WHAT IS REQUIRED » Copy every line in the records below that contains the word "grid".

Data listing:
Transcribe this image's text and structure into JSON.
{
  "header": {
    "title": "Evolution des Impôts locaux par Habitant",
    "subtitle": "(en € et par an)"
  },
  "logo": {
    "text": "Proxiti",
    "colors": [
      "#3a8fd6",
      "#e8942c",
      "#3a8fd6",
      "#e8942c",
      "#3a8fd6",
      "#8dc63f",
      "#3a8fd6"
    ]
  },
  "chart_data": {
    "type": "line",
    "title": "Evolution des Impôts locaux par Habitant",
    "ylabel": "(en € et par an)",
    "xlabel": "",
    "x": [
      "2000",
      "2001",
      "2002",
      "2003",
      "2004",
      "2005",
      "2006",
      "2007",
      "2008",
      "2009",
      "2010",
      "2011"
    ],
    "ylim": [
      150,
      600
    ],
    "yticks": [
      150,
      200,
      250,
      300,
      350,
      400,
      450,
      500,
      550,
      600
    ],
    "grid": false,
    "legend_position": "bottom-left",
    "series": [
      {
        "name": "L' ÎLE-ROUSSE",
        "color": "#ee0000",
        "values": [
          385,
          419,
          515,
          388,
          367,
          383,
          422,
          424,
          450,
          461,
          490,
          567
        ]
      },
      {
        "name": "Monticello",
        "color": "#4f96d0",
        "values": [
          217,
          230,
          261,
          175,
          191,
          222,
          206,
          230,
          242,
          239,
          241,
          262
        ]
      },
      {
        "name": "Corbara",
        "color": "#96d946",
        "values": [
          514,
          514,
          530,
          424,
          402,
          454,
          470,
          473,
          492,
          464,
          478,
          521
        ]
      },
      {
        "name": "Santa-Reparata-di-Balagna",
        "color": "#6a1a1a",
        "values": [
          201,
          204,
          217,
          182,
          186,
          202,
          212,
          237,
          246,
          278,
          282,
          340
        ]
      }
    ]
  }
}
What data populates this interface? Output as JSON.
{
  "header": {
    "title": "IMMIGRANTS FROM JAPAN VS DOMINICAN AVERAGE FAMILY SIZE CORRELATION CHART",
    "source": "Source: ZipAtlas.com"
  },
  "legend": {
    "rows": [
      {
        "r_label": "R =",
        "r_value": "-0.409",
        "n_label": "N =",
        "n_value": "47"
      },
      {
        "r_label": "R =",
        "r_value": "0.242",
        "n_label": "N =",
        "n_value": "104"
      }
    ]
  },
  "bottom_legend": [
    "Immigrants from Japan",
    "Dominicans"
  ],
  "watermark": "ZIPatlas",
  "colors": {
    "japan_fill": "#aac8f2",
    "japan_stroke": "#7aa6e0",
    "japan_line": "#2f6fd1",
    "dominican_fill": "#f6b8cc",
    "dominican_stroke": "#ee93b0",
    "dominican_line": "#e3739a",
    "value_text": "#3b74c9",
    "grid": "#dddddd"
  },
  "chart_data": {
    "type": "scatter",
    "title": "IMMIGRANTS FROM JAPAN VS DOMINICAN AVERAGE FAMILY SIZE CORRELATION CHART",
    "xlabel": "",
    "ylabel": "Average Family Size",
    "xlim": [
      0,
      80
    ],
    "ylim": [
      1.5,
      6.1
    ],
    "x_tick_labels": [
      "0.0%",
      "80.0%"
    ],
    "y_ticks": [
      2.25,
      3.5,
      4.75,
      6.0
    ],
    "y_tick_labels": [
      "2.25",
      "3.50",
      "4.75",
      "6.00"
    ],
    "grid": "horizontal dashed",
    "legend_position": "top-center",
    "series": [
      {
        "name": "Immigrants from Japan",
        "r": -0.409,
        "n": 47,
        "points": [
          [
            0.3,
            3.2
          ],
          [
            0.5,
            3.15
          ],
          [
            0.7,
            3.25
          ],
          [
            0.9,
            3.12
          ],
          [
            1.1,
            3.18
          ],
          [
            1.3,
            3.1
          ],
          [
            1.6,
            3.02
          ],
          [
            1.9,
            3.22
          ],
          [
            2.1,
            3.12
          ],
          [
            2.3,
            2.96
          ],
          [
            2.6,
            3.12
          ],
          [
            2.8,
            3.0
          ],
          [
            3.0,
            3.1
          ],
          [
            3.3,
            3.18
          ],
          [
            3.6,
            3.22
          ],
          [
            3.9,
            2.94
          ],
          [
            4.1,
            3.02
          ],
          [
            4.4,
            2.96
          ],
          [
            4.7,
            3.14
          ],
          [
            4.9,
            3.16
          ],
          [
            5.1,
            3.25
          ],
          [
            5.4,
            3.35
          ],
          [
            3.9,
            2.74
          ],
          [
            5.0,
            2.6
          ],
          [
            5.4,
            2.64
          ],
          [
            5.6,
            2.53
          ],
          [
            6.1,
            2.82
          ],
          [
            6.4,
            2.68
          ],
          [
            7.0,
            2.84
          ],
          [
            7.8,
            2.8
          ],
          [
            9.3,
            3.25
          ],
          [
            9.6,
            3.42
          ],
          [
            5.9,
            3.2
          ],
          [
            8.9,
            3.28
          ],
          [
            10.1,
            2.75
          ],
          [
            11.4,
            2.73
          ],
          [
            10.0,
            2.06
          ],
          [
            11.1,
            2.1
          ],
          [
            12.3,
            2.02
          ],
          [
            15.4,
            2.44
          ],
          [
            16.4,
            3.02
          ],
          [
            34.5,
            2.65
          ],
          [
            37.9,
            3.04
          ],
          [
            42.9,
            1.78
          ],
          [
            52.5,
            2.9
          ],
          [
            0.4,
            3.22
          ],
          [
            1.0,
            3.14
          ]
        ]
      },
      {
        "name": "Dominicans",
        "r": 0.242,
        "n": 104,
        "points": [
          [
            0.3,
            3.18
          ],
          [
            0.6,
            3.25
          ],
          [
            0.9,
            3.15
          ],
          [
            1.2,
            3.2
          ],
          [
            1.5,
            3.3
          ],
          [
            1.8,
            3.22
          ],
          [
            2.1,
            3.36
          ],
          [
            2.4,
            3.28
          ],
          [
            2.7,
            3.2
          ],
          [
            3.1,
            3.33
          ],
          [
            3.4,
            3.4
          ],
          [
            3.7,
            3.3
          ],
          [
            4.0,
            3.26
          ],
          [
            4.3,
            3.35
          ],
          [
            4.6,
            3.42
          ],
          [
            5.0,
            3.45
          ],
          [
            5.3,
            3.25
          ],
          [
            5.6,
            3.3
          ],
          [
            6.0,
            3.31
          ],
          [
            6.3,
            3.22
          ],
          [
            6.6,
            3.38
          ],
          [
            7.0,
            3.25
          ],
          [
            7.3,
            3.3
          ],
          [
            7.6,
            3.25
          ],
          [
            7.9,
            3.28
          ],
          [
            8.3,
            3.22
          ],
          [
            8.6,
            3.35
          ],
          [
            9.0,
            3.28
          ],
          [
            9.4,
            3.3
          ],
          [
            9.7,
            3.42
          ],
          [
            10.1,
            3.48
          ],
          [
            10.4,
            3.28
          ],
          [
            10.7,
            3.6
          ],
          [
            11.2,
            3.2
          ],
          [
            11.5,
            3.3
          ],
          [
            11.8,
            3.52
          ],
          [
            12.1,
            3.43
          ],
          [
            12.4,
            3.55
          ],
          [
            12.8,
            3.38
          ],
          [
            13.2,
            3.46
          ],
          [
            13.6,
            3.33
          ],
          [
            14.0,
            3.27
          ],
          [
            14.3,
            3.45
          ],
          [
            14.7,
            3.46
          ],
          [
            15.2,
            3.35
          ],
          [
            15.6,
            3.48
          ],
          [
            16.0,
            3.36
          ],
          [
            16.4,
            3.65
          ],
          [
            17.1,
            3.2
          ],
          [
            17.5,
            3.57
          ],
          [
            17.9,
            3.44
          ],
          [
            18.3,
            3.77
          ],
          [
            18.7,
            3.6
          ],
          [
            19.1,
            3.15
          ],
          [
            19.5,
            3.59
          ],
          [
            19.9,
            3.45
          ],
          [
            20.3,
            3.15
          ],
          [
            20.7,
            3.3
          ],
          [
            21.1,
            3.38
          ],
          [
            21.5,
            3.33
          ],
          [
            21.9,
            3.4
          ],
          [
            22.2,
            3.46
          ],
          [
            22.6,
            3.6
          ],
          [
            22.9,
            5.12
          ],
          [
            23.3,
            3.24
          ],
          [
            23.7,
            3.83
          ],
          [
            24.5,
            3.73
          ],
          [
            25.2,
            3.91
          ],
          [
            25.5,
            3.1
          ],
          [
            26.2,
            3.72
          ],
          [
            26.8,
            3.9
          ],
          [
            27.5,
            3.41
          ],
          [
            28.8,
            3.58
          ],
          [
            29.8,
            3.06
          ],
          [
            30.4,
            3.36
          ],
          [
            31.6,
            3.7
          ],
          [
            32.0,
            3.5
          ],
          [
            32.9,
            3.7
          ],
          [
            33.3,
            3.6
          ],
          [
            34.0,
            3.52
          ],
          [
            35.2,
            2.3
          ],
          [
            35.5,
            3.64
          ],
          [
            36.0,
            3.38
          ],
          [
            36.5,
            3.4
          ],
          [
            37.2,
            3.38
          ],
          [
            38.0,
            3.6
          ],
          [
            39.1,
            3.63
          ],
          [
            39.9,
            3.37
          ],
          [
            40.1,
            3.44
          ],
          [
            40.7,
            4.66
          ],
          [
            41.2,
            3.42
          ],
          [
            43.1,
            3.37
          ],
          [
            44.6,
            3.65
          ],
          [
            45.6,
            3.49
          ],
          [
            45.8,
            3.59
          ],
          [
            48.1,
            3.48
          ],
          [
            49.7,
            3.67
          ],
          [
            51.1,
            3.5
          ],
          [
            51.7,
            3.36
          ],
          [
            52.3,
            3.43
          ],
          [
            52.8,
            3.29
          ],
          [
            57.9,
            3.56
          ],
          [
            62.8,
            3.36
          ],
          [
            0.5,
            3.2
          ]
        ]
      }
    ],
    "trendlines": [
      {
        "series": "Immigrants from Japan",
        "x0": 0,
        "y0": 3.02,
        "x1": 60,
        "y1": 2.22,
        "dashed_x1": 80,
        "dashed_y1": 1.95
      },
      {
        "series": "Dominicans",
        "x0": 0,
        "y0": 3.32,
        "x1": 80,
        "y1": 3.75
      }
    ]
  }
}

THE REPLY »
    "grid": false,
    "grid": "#dddddd"
    "grid": "horizontal dashed",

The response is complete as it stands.